• REQUEST: Skip the images. Copy the records exactly as written.

-- start of EXTRACTED MATERIAL --

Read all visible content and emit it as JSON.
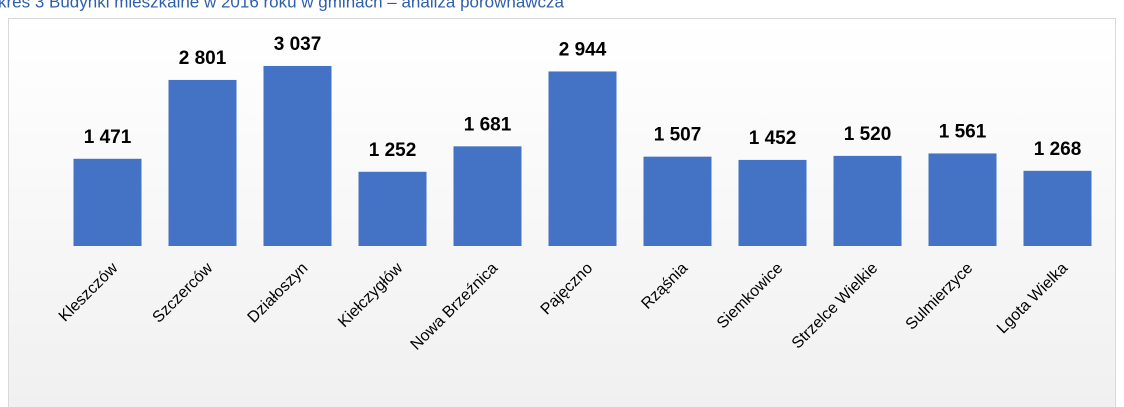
{
  "chart_data": {
    "type": "bar",
    "title": "kres 3 Budynki mieszkalne w 2016 roku w gminach – analiza porównawcza",
    "categories": [
      "Kleszczów",
      "Szczerców",
      "Działoszyn",
      "Kiełczygłów",
      "Nowa Brzeźnica",
      "Pajęczno",
      "Rząśnia",
      "Siemkowice",
      "Strzelce Wielkie",
      "Sulmierzyce",
      "Lgota Wielka"
    ],
    "values": [
      1471,
      2801,
      3037,
      1252,
      1681,
      2944,
      1507,
      1452,
      1520,
      1561,
      1268
    ],
    "value_labels": [
      "1 471",
      "2 801",
      "3 037",
      "1 252",
      "1 681",
      "2 944",
      "1 507",
      "1 452",
      "1 520",
      "1 561",
      "1 268"
    ],
    "color": "#4472c4",
    "ylim": [
      0,
      3500
    ]
  }
}
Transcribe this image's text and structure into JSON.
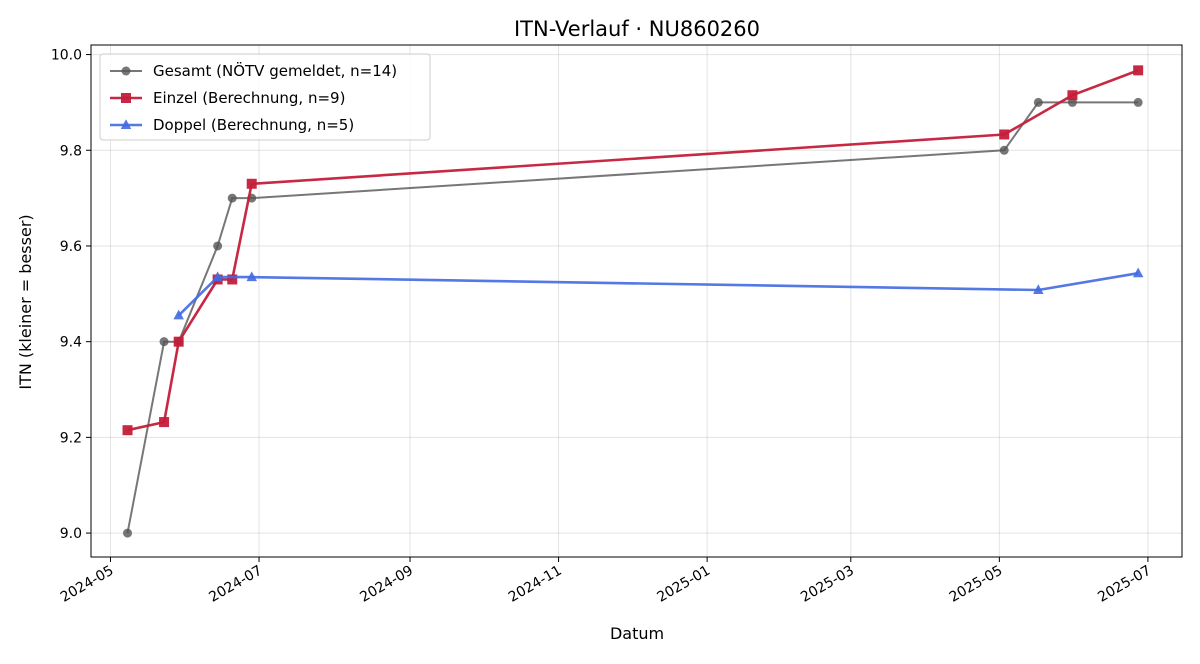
{
  "chart_data": {
    "type": "line",
    "title": "ITN-Verlauf · NU860260",
    "xlabel": "Datum",
    "ylabel": "ITN  (kleiner = besser)",
    "x_type": "date",
    "xlim": [
      "2024-04-23",
      "2025-07-15"
    ],
    "ylim": [
      8.95,
      10.02
    ],
    "x_ticks": [
      "2024-05-01",
      "2024-07-01",
      "2024-09-01",
      "2024-11-01",
      "2025-01-01",
      "2025-03-01",
      "2025-05-01",
      "2025-07-01"
    ],
    "x_tick_labels": [
      "2024-05",
      "2024-07",
      "2024-09",
      "2024-11",
      "2025-01",
      "2025-03",
      "2025-05",
      "2025-07"
    ],
    "y_ticks": [
      9.0,
      9.2,
      9.4,
      9.6,
      9.8,
      10.0
    ],
    "y_tick_labels": [
      "9.0",
      "9.2",
      "9.4",
      "9.6",
      "9.8",
      "10.0"
    ],
    "grid": true,
    "legend_position": "upper-left",
    "series": [
      {
        "name": "Gesamt (NÖTV gemeldet, n=14)",
        "color": "#555555",
        "marker": "circle",
        "points": [
          {
            "x": "2024-05-08",
            "y": 9.0
          },
          {
            "x": "2024-05-23",
            "y": 9.4
          },
          {
            "x": "2024-05-29",
            "y": 9.4
          },
          {
            "x": "2024-06-14",
            "y": 9.6
          },
          {
            "x": "2024-06-20",
            "y": 9.7
          },
          {
            "x": "2024-06-28",
            "y": 9.7
          },
          {
            "x": "2025-05-03",
            "y": 9.8
          },
          {
            "x": "2025-05-17",
            "y": 9.9
          },
          {
            "x": "2025-05-31",
            "y": 9.9
          },
          {
            "x": "2025-06-27",
            "y": 9.9
          }
        ]
      },
      {
        "name": "Einzel (Berechnung, n=9)",
        "color": "#c41e3a",
        "marker": "square",
        "points": [
          {
            "x": "2024-05-08",
            "y": 9.215
          },
          {
            "x": "2024-05-23",
            "y": 9.232
          },
          {
            "x": "2024-05-29",
            "y": 9.4
          },
          {
            "x": "2024-06-14",
            "y": 9.53
          },
          {
            "x": "2024-06-20",
            "y": 9.53
          },
          {
            "x": "2024-06-28",
            "y": 9.73
          },
          {
            "x": "2025-05-03",
            "y": 9.833
          },
          {
            "x": "2025-05-31",
            "y": 9.915
          },
          {
            "x": "2025-06-27",
            "y": 9.967
          }
        ]
      },
      {
        "name": "Doppel (Berechnung, n=5)",
        "color": "#4169e1",
        "marker": "triangle",
        "points": [
          {
            "x": "2024-05-29",
            "y": 9.455
          },
          {
            "x": "2024-06-14",
            "y": 9.535
          },
          {
            "x": "2024-06-28",
            "y": 9.535
          },
          {
            "x": "2025-05-17",
            "y": 9.508
          },
          {
            "x": "2025-06-27",
            "y": 9.543
          }
        ]
      }
    ]
  }
}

-- end of EXTRACTED MATERIAL --

• EXERCISE RESPONSE:
Read all visible content and emit it as JSON.
{
  "chart_data": {
    "type": "bar",
    "title": "kres 3 Budynki mieszkalne w 2016 roku w gminach – analiza porównawcza",
    "categories": [
      "Kleszczów",
      "Szczerców",
      "Działoszyn",
      "Kiełczygłów",
      "Nowa Brzeźnica",
      "Pajęczno",
      "Rząśnia",
      "Siemkowice",
      "Strzelce Wielkie",
      "Sulmierzyce",
      "Lgota Wielka"
    ],
    "values": [
      1471,
      2801,
      3037,
      1252,
      1681,
      2944,
      1507,
      1452,
      1520,
      1561,
      1268
    ],
    "value_labels": [
      "1 471",
      "2 801",
      "3 037",
      "1 252",
      "1 681",
      "2 944",
      "1 507",
      "1 452",
      "1 520",
      "1 561",
      "1 268"
    ],
    "color": "#4472c4",
    "ylim": [
      0,
      3500
    ]
  }
}
Transcribe this image's text and structure into JSON.
{
  "chart_data": {
    "type": "line",
    "title": "ITN-Verlauf · NU860260",
    "xlabel": "Datum",
    "ylabel": "ITN  (kleiner = besser)",
    "x_type": "date",
    "xlim": [
      "2024-04-23",
      "2025-07-15"
    ],
    "ylim": [
      8.95,
      10.02
    ],
    "x_ticks": [
      "2024-05-01",
      "2024-07-01",
      "2024-09-01",
      "2024-11-01",
      "2025-01-01",
      "2025-03-01",
      "2025-05-01",
      "2025-07-01"
    ],
    "x_tick_labels": [
      "2024-05",
      "2024-07",
      "2024-09",
      "2024-11",
      "2025-01",
      "2025-03",
      "2025-05",
      "2025-07"
    ],
    "y_ticks": [
      9.0,
      9.2,
      9.4,
      9.6,
      9.8,
      10.0
    ],
    "y_tick_labels": [
      "9.0",
      "9.2",
      "9.4",
      "9.6",
      "9.8",
      "10.0"
    ],
    "grid": true,
    "legend_position": "upper-left",
    "series": [
      {
        "name": "Gesamt (NÖTV gemeldet, n=14)",
        "color": "#555555",
        "marker": "circle",
        "points": [
          {
            "x": "2024-05-08",
            "y": 9.0
          },
          {
            "x": "2024-05-23",
            "y": 9.4
          },
          {
            "x": "2024-05-29",
            "y": 9.4
          },
          {
            "x": "2024-06-14",
            "y": 9.6
          },
          {
            "x": "2024-06-20",
            "y": 9.7
          },
          {
            "x": "2024-06-28",
            "y": 9.7
          },
          {
            "x": "2025-05-03",
            "y": 9.8
          },
          {
            "x": "2025-05-17",
            "y": 9.9
          },
          {
            "x": "2025-05-31",
            "y": 9.9
          },
          {
            "x": "2025-06-27",
            "y": 9.9
          }
        ]
      },
      {
        "name": "Einzel (Berechnung, n=9)",
        "color": "#c41e3a",
        "marker": "square",
        "points": [
          {
            "x": "2024-05-08",
            "y": 9.215
          },
          {
            "x": "2024-05-23",
            "y": 9.232
          },
          {
            "x": "2024-05-29",
            "y": 9.4
          },
          {
            "x": "2024-06-14",
            "y": 9.53
          },
          {
            "x": "2024-06-20",
            "y": 9.53
          },
          {
            "x": "2024-06-28",
            "y": 9.73
          },
          {
            "x": "2025-05-03",
            "y": 9.833
          },
          {
            "x": "2025-05-31",
            "y": 9.915
          },
          {
            "x": "2025-06-27",
            "y": 9.967
          }
        ]
      },
      {
        "name": "Doppel (Berechnung, n=5)",
        "color": "#4169e1",
        "marker": "triangle",
        "points": [
          {
            "x": "2024-05-29",
            "y": 9.455
          },
          {
            "x": "2024-06-14",
            "y": 9.535
          },
          {
            "x": "2024-06-28",
            "y": 9.535
          },
          {
            "x": "2025-05-17",
            "y": 9.508
          },
          {
            "x": "2025-06-27",
            "y": 9.543
          }
        ]
      }
    ]
  }
}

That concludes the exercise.